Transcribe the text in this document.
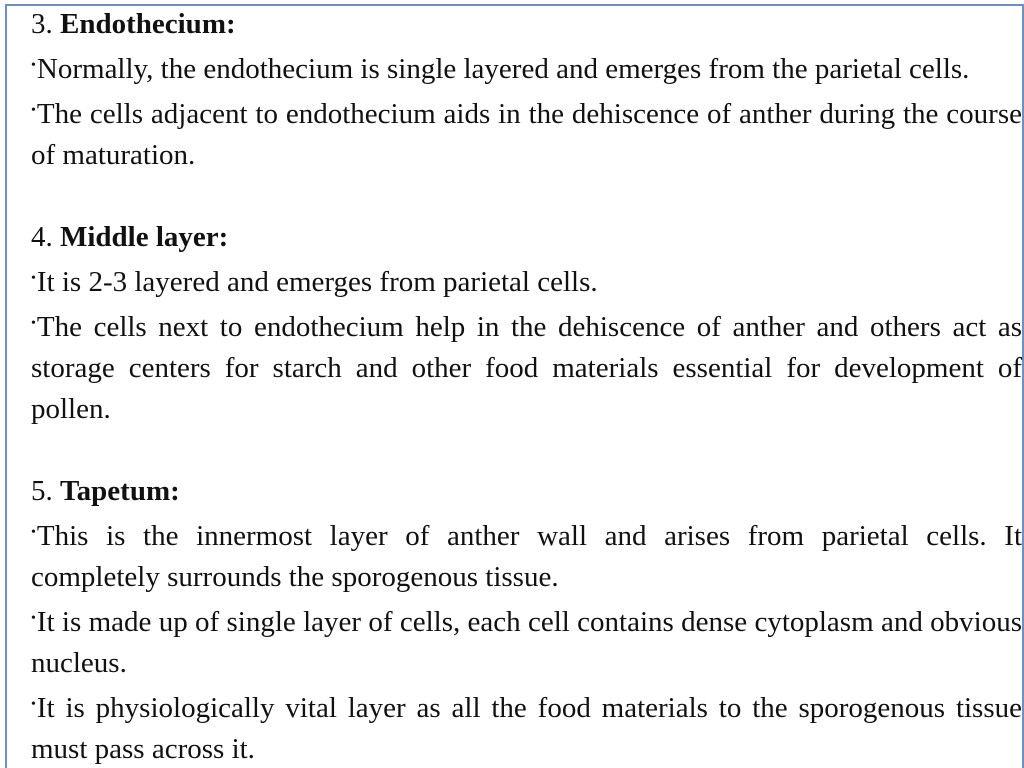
3. Endothecium:

•Normally, the endothecium is single layered and emerges from the parietal cells.

•The cells adjacent to endothecium aids in the dehiscence of anther during the course of maturation.

4. Middle layer:

•It is 2-3 layered and emerges from parietal cells.

•The cells next to endothecium help in the dehiscence of anther and others act as storage centers for starch and other food materials essential for development of pollen.

5. Tapetum:

•This is the innermost layer of anther wall and arises from parietal cells. It completely surrounds the sporogenous tissue.

•It is made up of single layer of cells, each cell contains dense cytoplasm and obvious nucleus.

•It is physiologically vital layer as all the food materials to the sporogenous tissue must pass across it.
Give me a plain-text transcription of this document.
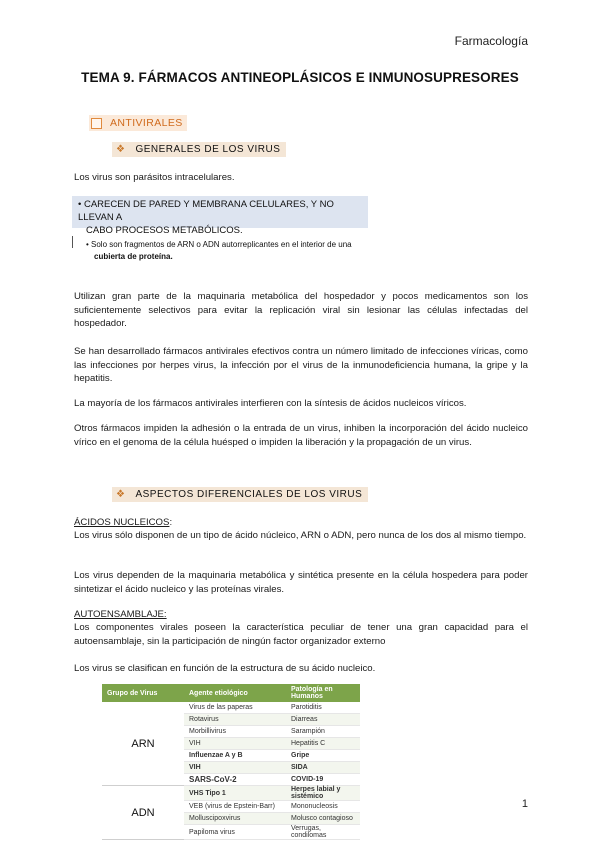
Farmacología
TEMA 9. FÁRMACOS ANTINEOPLÁSICOS E INMUNOSUPRESORES
ANTIVIRALES
❖ GENERALES DE LOS VIRUS
Los virus son parásitos intracelulares.
• CARECEN DE PARED Y MEMBRANA CELULARES, Y NO LLEVAN A
CABO PROCESOS METABÓLICOS.
• Solo son fragmentos de ARN o ADN autorreplicantes en el interior de una
cubierta de proteína.
Utilizan gran parte de la maquinaria metabólica del hospedador y pocos medicamentos son los suficientemente selectivos para evitar la replicación viral sin lesionar las células infectadas del hospedador.
Se han desarrollado fármacos antivirales efectivos contra un número limitado de infecciones víricas, como las infecciones por herpes virus, la infección por el virus de la inmunodeficiencia humana, la gripe y la hepatitis.
La mayoría de los fármacos antivirales interfieren con la síntesis de ácidos nucleicos víricos.
Otros fármacos impiden la adhesión o la entrada de un virus, inhiben la incorporación del ácido nucleico vírico en el genoma de la célula huésped o impiden la liberación y la propagación de un virus.
❖ ASPECTOS DIFERENCIALES DE LOS VIRUS
ÁCIDOS NUCLEICOS:
Los virus sólo disponen de un tipo de ácido núcleico, ARN o ADN, pero nunca de los dos al mismo tiempo.
Los virus dependen de la maquinaria metabólica y sintética presente en la célula hospedera para poder sintetizar el ácido nucleico y las proteínas virales.
AUTOENSAMBLAJE:
Los componentes virales poseen la característica peculiar de tener una gran capacidad para el autoensamblaje, sin la participación de ningún factor organizador externo
Los virus se clasifican en función de la estructura de su ácido nucleico.
Grupo de Virus	Agente etiológico	Patología en Humanos
ARN	Virus de las paperas	Parotiditis
	Rotavirus	Diarreas
	Morbillivirus	Sarampión
	VIH	Hepatitis C
	Influenzae A y B	Gripe
	VIH	SIDA
	SARS-CoV-2	COVID-19
ADN	VHS Tipo 1	Herpes labial y sistémico
	VEB (virus de Epstein-Barr)	Mononucleosis
	Molluscipoxvirus	Molusco contagioso
	Papiloma virus	Verrugas, condilomas
1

________________________________________

How to complete this task:
Report every line of the entries that carries the word "document".

Exercise result:
Transcribe the text in this document.
Give me a plain-text transcription of this document.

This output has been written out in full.